What to work on:
List each line of the data that holds the string "here".

— begin Material —

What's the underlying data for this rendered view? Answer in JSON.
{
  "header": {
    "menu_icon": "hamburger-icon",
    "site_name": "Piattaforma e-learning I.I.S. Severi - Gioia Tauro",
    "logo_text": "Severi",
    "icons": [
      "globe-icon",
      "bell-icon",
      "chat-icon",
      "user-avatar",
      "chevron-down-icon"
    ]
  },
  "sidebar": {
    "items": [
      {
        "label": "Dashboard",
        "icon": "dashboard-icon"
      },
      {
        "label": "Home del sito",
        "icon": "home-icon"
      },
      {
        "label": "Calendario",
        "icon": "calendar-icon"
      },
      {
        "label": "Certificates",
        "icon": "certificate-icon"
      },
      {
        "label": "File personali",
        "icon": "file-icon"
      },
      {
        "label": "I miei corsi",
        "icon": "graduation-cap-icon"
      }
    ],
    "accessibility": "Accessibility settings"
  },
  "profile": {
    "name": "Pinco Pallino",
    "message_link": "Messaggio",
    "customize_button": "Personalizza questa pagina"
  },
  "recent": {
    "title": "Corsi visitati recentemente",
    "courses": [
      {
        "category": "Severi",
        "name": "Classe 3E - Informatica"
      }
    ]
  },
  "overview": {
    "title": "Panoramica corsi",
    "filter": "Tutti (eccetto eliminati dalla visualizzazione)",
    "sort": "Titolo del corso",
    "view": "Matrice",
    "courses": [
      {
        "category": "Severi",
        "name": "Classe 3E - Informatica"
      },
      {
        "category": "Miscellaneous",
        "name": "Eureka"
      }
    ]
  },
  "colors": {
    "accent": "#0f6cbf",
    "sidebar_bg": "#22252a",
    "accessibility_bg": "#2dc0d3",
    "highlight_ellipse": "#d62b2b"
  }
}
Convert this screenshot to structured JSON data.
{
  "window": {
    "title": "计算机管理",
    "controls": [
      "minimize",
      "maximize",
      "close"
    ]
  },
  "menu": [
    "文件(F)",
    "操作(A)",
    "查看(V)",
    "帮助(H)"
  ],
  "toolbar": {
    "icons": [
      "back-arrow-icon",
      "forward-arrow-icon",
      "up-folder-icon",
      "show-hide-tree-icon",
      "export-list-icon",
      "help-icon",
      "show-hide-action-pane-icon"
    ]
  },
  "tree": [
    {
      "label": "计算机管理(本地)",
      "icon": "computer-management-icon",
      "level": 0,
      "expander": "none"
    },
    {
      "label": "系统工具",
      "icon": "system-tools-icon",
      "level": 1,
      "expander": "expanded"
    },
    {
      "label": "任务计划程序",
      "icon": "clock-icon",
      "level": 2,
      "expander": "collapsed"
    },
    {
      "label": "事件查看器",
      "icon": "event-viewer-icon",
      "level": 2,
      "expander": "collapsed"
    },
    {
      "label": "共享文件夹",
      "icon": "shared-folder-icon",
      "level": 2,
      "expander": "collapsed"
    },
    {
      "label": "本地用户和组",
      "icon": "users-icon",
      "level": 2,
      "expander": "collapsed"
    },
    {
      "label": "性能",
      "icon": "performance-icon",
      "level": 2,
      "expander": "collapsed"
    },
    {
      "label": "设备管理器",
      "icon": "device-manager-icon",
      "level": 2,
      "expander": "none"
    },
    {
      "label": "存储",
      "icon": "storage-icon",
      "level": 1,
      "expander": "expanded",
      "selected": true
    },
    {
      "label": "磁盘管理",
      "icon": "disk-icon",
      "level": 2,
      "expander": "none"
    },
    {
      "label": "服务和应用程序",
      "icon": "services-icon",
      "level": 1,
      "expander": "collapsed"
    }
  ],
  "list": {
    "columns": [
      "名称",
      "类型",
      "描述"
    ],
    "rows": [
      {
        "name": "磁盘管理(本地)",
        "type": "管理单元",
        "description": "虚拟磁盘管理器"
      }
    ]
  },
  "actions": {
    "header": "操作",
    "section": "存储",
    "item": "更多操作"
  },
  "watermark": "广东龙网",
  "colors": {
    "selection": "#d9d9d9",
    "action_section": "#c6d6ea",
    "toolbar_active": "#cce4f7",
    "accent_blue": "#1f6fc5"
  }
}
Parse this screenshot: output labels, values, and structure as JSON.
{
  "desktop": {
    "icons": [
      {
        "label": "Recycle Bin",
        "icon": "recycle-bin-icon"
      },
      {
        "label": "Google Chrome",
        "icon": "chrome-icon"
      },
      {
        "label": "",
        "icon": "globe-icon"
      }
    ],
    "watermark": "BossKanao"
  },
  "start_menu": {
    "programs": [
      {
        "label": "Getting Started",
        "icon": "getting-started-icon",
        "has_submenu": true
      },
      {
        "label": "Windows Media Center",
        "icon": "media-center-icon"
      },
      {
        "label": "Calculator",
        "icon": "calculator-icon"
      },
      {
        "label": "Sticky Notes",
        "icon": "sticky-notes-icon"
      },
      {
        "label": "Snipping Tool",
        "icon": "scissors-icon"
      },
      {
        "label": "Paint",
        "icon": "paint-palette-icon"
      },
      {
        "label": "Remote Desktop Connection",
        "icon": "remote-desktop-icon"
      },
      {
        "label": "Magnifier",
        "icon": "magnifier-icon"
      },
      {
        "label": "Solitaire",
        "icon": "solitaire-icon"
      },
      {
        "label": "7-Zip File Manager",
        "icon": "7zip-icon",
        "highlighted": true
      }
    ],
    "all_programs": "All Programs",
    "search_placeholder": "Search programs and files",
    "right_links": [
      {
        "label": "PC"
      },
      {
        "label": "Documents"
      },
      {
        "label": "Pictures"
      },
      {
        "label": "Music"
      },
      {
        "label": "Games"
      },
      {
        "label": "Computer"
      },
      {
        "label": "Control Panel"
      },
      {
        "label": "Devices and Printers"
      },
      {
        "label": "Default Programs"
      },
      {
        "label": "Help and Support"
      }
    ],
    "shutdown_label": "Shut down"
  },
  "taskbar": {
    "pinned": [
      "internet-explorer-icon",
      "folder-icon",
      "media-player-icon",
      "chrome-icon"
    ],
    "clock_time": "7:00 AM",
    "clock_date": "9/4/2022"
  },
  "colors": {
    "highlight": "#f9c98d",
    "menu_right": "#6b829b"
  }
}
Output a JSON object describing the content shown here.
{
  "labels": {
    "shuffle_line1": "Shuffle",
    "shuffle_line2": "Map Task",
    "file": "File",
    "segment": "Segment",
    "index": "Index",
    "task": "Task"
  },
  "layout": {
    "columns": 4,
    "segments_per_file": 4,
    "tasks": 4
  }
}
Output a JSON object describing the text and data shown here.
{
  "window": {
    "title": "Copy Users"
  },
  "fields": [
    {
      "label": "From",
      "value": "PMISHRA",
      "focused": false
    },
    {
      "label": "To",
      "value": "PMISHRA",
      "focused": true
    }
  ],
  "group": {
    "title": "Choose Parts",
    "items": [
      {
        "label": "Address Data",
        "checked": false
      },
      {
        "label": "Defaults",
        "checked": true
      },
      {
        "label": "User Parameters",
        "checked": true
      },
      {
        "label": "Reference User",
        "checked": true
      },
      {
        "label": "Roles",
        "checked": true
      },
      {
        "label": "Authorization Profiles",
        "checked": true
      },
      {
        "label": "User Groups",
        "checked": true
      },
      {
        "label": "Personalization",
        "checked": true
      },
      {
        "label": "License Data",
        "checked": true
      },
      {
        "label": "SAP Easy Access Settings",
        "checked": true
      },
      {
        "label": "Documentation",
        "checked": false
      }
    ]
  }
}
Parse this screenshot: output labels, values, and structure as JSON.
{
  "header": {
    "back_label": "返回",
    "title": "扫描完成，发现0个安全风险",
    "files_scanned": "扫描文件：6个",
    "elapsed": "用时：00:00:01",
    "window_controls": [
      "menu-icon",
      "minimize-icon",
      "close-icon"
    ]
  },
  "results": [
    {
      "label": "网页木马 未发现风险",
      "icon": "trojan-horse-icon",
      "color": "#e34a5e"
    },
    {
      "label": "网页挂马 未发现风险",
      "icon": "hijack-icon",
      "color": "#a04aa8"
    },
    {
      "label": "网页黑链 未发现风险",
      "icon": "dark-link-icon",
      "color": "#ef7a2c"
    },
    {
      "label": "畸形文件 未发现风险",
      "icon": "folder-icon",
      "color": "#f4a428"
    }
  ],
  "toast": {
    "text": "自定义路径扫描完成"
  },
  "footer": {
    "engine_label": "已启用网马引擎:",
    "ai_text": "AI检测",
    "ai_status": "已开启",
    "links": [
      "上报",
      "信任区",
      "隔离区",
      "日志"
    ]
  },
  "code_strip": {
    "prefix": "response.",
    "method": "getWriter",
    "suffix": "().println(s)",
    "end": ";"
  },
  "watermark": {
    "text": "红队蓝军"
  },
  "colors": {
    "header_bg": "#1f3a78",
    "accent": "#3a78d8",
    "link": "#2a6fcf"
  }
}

— end Material —

Solution:
Output a JSON object describing the content shown here.
Output a JSON object describing the text and data shown here.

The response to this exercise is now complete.